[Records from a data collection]
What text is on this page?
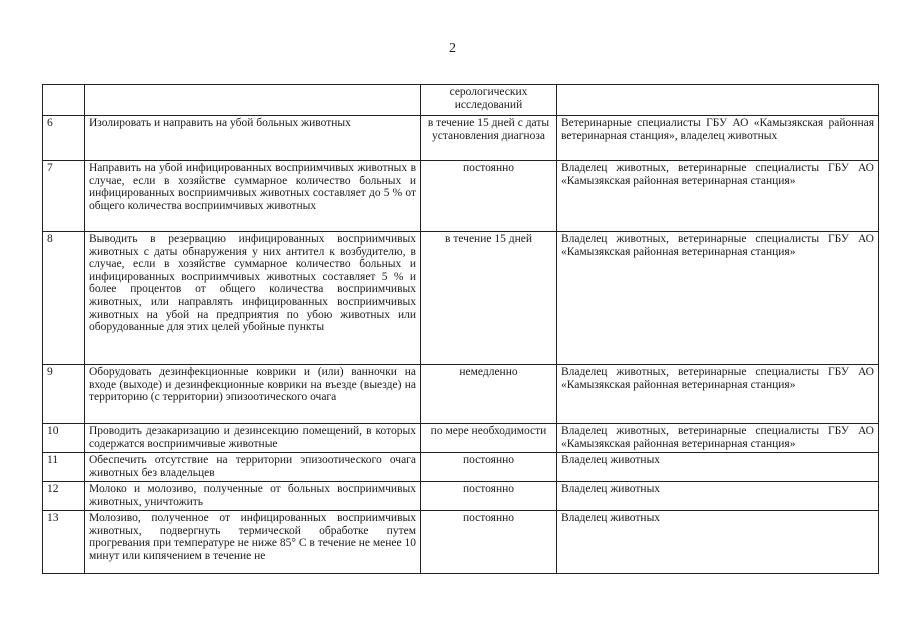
2
		серологических исследований	
6	Изолировать и направить на убой больных животных	в течение 15 дней с даты установления диагноза	Ветеринарные специалисты ГБУ АО «Камызякская районная ветеринарная станция», владелец животных
7	Направить на убой инфицированных восприимчивых животных в случае, если в хозяйстве суммарное количество больных и инфицированных восприимчивых животных составляет до 5 % от общего количества восприимчивых животных	постоянно	Владелец животных, ветеринарные специалисты ГБУ АО «Камызякская районная ветеринарная станция»
8	Выводить в резервацию инфицированных восприимчивых животных с даты обнаружения у них антител к возбудителю, в случае, если в хозяйстве суммарное количество больных и инфицированных восприимчивых животных составляет 5 % и более процентов от общего количества восприимчивых животных, или направлять инфицированных восприимчивых животных на убой на предприятия по убою животных или оборудованные для этих целей убойные пункты	в течение 15 дней	Владелец животных, ветеринарные специалисты ГБУ АО «Камызякская районная ветеринарная станция»
9	Оборудовать дезинфекционные коврики и (или) ванночки на входе (выходе) и дезинфекционные коврики на въезде (выезде) на территорию (с территории) эпизоотического очага	немедленно	Владелец животных, ветеринарные специалисты ГБУ АО «Камызякская районная ветеринарная станция»
10	Проводить дезакаризацию и дезинсекцию помещений, в которых содержатся восприимчивые животные	по мере необходимости	Владелец животных, ветеринарные специалисты ГБУ АО «Камызякская районная ветеринарная станция»
11	Обеспечить отсутствие на территории эпизоотического очага животных без владельцев	постоянно	Владелец животных
12	Молоко и молозиво, полученные от больных восприимчивых животных, уничтожить	постоянно	Владелец животных
13	Молозиво, полученное от инфицированных восприимчивых животных, подвергнуть термической обработке путем прогревания при температуре не ниже 85° С в течение не менее 10 минут или кипячением в течение не	постоянно	Владелец животных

_Aim_
Report back each line of the entries that holds the string "случае".

_Written solution_
7	Направить на убой инфицированных восприимчивых животных в случае, если в хозяйстве суммарное количество больных и инфицированных восприимчивых животных составляет до 5 % от общего количества восприимчивых животных	постоянно	Владелец животных, ветеринарные специалисты ГБУ АО «Камызякская районная ветеринарная станция»
8	Выводить в резервацию инфицированных восприимчивых животных с даты обнаружения у них антител к возбудителю, в случае, если в хозяйстве суммарное количество больных и инфицированных восприимчивых животных составляет 5 % и более процентов от общего количества восприимчивых животных, или направлять инфицированных восприимчивых животных на убой на предприятия по убою животных или оборудованные для этих целей убойные пункты	в течение 15 дней	Владелец животных, ветеринарные специалисты ГБУ АО «Камызякская районная ветеринарная станция»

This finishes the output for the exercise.